** start of Entries **

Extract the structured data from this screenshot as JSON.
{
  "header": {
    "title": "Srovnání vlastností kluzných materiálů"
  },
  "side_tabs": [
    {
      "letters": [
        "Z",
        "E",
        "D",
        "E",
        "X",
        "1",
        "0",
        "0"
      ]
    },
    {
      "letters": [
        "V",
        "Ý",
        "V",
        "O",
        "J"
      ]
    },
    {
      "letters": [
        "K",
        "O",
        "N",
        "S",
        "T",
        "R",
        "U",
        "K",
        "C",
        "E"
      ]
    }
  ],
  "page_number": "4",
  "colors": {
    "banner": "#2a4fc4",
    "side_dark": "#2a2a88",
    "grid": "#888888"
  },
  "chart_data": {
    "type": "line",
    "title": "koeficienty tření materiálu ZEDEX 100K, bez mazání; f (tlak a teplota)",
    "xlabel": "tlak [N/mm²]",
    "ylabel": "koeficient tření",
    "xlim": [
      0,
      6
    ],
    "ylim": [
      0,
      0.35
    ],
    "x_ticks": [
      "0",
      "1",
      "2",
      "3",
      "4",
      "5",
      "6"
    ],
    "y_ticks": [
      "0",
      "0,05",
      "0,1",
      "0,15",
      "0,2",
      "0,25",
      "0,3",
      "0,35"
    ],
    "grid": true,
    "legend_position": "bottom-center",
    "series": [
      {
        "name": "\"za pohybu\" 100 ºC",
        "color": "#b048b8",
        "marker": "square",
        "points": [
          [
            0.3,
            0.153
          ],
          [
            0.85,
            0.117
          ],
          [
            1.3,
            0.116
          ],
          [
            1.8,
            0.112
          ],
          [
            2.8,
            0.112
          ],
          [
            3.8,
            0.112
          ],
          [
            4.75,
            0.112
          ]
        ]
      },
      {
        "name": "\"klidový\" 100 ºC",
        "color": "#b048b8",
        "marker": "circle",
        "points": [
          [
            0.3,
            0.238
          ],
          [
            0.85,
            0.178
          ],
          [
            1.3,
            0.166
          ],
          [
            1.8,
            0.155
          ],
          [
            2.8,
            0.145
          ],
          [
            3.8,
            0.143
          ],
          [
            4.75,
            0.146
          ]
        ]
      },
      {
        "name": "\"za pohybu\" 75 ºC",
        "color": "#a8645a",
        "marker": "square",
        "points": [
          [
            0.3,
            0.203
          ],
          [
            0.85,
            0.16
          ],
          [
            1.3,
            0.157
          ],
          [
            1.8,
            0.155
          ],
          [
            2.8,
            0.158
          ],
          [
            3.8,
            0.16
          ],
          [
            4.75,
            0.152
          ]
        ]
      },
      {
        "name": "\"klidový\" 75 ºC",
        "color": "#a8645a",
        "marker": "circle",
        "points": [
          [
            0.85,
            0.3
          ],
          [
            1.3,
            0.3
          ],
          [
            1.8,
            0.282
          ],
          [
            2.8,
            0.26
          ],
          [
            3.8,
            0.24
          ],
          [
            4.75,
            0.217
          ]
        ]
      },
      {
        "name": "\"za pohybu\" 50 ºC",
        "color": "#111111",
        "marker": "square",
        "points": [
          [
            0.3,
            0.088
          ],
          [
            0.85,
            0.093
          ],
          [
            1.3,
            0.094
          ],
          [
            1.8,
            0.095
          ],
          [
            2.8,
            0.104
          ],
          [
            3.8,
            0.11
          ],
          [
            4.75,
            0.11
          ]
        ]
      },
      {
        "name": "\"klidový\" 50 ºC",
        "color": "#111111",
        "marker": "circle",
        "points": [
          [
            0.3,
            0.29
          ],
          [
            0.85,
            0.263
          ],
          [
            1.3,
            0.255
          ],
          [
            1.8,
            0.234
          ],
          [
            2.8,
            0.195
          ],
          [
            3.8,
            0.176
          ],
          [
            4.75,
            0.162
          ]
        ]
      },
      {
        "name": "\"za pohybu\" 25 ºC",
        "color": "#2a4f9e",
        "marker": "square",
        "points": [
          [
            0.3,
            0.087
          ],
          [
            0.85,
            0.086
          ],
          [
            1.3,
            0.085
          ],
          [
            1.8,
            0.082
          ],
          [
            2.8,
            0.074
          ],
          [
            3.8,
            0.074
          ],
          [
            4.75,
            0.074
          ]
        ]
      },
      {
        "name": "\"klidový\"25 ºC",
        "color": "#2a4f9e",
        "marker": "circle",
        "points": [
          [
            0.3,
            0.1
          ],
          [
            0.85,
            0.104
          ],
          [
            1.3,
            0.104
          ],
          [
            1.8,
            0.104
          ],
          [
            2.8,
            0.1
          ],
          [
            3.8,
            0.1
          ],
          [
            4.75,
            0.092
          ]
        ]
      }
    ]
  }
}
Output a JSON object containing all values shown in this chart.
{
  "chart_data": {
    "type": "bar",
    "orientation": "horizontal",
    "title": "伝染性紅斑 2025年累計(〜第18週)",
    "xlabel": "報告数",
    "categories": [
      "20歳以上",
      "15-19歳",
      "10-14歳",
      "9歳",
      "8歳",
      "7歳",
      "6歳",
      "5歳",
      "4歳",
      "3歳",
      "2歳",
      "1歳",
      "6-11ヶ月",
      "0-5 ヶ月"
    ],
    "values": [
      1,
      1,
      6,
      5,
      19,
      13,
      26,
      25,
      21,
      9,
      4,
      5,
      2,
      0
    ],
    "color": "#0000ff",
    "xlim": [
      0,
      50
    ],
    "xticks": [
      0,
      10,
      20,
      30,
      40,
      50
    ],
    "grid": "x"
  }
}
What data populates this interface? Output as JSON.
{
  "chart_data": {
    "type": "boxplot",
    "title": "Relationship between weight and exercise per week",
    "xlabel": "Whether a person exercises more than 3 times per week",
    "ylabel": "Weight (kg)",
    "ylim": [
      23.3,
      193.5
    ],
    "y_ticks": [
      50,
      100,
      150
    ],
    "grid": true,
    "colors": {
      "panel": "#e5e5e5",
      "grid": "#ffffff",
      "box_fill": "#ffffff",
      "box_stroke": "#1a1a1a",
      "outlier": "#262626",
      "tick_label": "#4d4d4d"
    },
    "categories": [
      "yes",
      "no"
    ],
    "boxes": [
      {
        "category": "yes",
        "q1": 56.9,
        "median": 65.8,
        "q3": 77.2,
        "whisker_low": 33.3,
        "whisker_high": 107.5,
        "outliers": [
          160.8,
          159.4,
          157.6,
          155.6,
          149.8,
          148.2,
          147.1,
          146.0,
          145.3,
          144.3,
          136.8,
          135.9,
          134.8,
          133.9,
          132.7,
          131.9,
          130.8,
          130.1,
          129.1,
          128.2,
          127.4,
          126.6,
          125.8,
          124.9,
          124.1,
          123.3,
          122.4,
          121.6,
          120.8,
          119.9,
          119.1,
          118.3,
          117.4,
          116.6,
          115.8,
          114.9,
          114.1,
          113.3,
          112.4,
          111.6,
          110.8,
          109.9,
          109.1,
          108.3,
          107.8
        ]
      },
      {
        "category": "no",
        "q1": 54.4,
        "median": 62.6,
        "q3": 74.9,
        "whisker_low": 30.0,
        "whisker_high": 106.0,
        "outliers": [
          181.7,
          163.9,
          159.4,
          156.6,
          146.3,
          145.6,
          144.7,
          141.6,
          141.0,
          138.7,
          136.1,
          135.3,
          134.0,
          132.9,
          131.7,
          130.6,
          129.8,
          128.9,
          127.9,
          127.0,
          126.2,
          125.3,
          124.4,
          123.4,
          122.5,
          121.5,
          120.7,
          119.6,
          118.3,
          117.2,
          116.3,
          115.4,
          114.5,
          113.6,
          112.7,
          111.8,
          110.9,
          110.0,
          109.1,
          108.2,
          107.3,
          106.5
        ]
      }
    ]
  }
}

** end of Entries **

Job:
All entries must be repeated verbatim.

Finished answer:
Extract the structured data from this screenshot as JSON.
{
  "header": {
    "title": "Srovnání vlastností kluzných materiálů"
  },
  "side_tabs": [
    {
      "letters": [
        "Z",
        "E",
        "D",
        "E",
        "X",
        "1",
        "0",
        "0"
      ]
    },
    {
      "letters": [
        "V",
        "Ý",
        "V",
        "O",
        "J"
      ]
    },
    {
      "letters": [
        "K",
        "O",
        "N",
        "S",
        "T",
        "R",
        "U",
        "K",
        "C",
        "E"
      ]
    }
  ],
  "page_number": "4",
  "colors": {
    "banner": "#2a4fc4",
    "side_dark": "#2a2a88",
    "grid": "#888888"
  },
  "chart_data": {
    "type": "line",
    "title": "koeficienty tření materiálu ZEDEX 100K, bez mazání; f (tlak a teplota)",
    "xlabel": "tlak [N/mm²]",
    "ylabel": "koeficient tření",
    "xlim": [
      0,
      6
    ],
    "ylim": [
      0,
      0.35
    ],
    "x_ticks": [
      "0",
      "1",
      "2",
      "3",
      "4",
      "5",
      "6"
    ],
    "y_ticks": [
      "0",
      "0,05",
      "0,1",
      "0,15",
      "0,2",
      "0,25",
      "0,3",
      "0,35"
    ],
    "grid": true,
    "legend_position": "bottom-center",
    "series": [
      {
        "name": "\"za pohybu\" 100 ºC",
        "color": "#b048b8",
        "marker": "square",
        "points": [
          [
            0.3,
            0.153
          ],
          [
            0.85,
            0.117
          ],
          [
            1.3,
            0.116
          ],
          [
            1.8,
            0.112
          ],
          [
            2.8,
            0.112
          ],
          [
            3.8,
            0.112
          ],
          [
            4.75,
            0.112
          ]
        ]
      },
      {
        "name": "\"klidový\" 100 ºC",
        "color": "#b048b8",
        "marker": "circle",
        "points": [
          [
            0.3,
            0.238
          ],
          [
            0.85,
            0.178
          ],
          [
            1.3,
            0.166
          ],
          [
            1.8,
            0.155
          ],
          [
            2.8,
            0.145
          ],
          [
            3.8,
            0.143
          ],
          [
            4.75,
            0.146
          ]
        ]
      },
      {
        "name": "\"za pohybu\" 75 ºC",
        "color": "#a8645a",
        "marker": "square",
        "points": [
          [
            0.3,
            0.203
          ],
          [
            0.85,
            0.16
          ],
          [
            1.3,
            0.157
          ],
          [
            1.8,
            0.155
          ],
          [
            2.8,
            0.158
          ],
          [
            3.8,
            0.16
          ],
          [
            4.75,
            0.152
          ]
        ]
      },
      {
        "name": "\"klidový\" 75 ºC",
        "color": "#a8645a",
        "marker": "circle",
        "points": [
          [
            0.85,
            0.3
          ],
          [
            1.3,
            0.3
          ],
          [
            1.8,
            0.282
          ],
          [
            2.8,
            0.26
          ],
          [
            3.8,
            0.24
          ],
          [
            4.75,
            0.217
          ]
        ]
      },
      {
        "name": "\"za pohybu\" 50 ºC",
        "color": "#111111",
        "marker": "square",
        "points": [
          [
            0.3,
            0.088
          ],
          [
            0.85,
            0.093
          ],
          [
            1.3,
            0.094
          ],
          [
            1.8,
            0.095
          ],
          [
            2.8,
            0.104
          ],
          [
            3.8,
            0.11
          ],
          [
            4.75,
            0.11
          ]
        ]
      },
      {
        "name": "\"klidový\" 50 ºC",
        "color": "#111111",
        "marker": "circle",
        "points": [
          [
            0.3,
            0.29
          ],
          [
            0.85,
            0.263
          ],
          [
            1.3,
            0.255
          ],
          [
            1.8,
            0.234
          ],
          [
            2.8,
            0.195
          ],
          [
            3.8,
            0.176
          ],
          [
            4.75,
            0.162
          ]
        ]
      },
      {
        "name": "\"za pohybu\" 25 ºC",
        "color": "#2a4f9e",
        "marker": "square",
        "points": [
          [
            0.3,
            0.087
          ],
          [
            0.85,
            0.086
          ],
          [
            1.3,
            0.085
          ],
          [
            1.8,
            0.082
          ],
          [
            2.8,
            0.074
          ],
          [
            3.8,
            0.074
          ],
          [
            4.75,
            0.074
          ]
        ]
      },
      {
        "name": "\"klidový\"25 ºC",
        "color": "#2a4f9e",
        "marker": "circle",
        "points": [
          [
            0.3,
            0.1
          ],
          [
            0.85,
            0.104
          ],
          [
            1.3,
            0.104
          ],
          [
            1.8,
            0.104
          ],
          [
            2.8,
            0.1
          ],
          [
            3.8,
            0.1
          ],
          [
            4.75,
            0.092
          ]
        ]
      }
    ]
  }
}
Output a JSON object containing all values shown in this chart.
{
  "chart_data": {
    "type": "bar",
    "orientation": "horizontal",
    "title": "伝染性紅斑 2025年累計(〜第18週)",
    "xlabel": "報告数",
    "categories": [
      "20歳以上",
      "15-19歳",
      "10-14歳",
      "9歳",
      "8歳",
      "7歳",
      "6歳",
      "5歳",
      "4歳",
      "3歳",
      "2歳",
      "1歳",
      "6-11ヶ月",
      "0-5 ヶ月"
    ],
    "values": [
      1,
      1,
      6,
      5,
      19,
      13,
      26,
      25,
      21,
      9,
      4,
      5,
      2,
      0
    ],
    "color": "#0000ff",
    "xlim": [
      0,
      50
    ],
    "xticks": [
      0,
      10,
      20,
      30,
      40,
      50
    ],
    "grid": "x"
  }
}
What data populates this interface? Output as JSON.
{
  "chart_data": {
    "type": "boxplot",
    "title": "Relationship between weight and exercise per week",
    "xlabel": "Whether a person exercises more than 3 times per week",
    "ylabel": "Weight (kg)",
    "ylim": [
      23.3,
      193.5
    ],
    "y_ticks": [
      50,
      100,
      150
    ],
    "grid": true,
    "colors": {
      "panel": "#e5e5e5",
      "grid": "#ffffff",
      "box_fill": "#ffffff",
      "box_stroke": "#1a1a1a",
      "outlier": "#262626",
      "tick_label": "#4d4d4d"
    },
    "categories": [
      "yes",
      "no"
    ],
    "boxes": [
      {
        "category": "yes",
        "q1": 56.9,
        "median": 65.8,
        "q3": 77.2,
        "whisker_low": 33.3,
        "whisker_high": 107.5,
        "outliers": [
          160.8,
          159.4,
          157.6,
          155.6,
          149.8,
          148.2,
          147.1,
          146.0,
          145.3,
          144.3,
          136.8,
          135.9,
          134.8,
          133.9,
          132.7,
          131.9,
          130.8,
          130.1,
          129.1,
          128.2,
          127.4,
          126.6,
          125.8,
          124.9,
          124.1,
          123.3,
          122.4,
          121.6,
          120.8,
          119.9,
          119.1,
          118.3,
          117.4,
          116.6,
          115.8,
          114.9,
          114.1,
          113.3,
          112.4,
          111.6,
          110.8,
          109.9,
          109.1,
          108.3,
          107.8
        ]
      },
      {
        "category": "no",
        "q1": 54.4,
        "median": 62.6,
        "q3": 74.9,
        "whisker_low": 30.0,
        "whisker_high": 106.0,
        "outliers": [
          181.7,
          163.9,
          159.4,
          156.6,
          146.3,
          145.6,
          144.7,
          141.6,
          141.0,
          138.7,
          136.1,
          135.3,
          134.0,
          132.9,
          131.7,
          130.6,
          129.8,
          128.9,
          127.9,
          127.0,
          126.2,
          125.3,
          124.4,
          123.4,
          122.5,
          121.5,
          120.7,
          119.6,
          118.3,
          117.2,
          116.3,
          115.4,
          114.5,
          113.6,
          112.7,
          111.8,
          110.9,
          110.0,
          109.1,
          108.2,
          107.3,
          106.5
        ]
      }
    ]
  }
}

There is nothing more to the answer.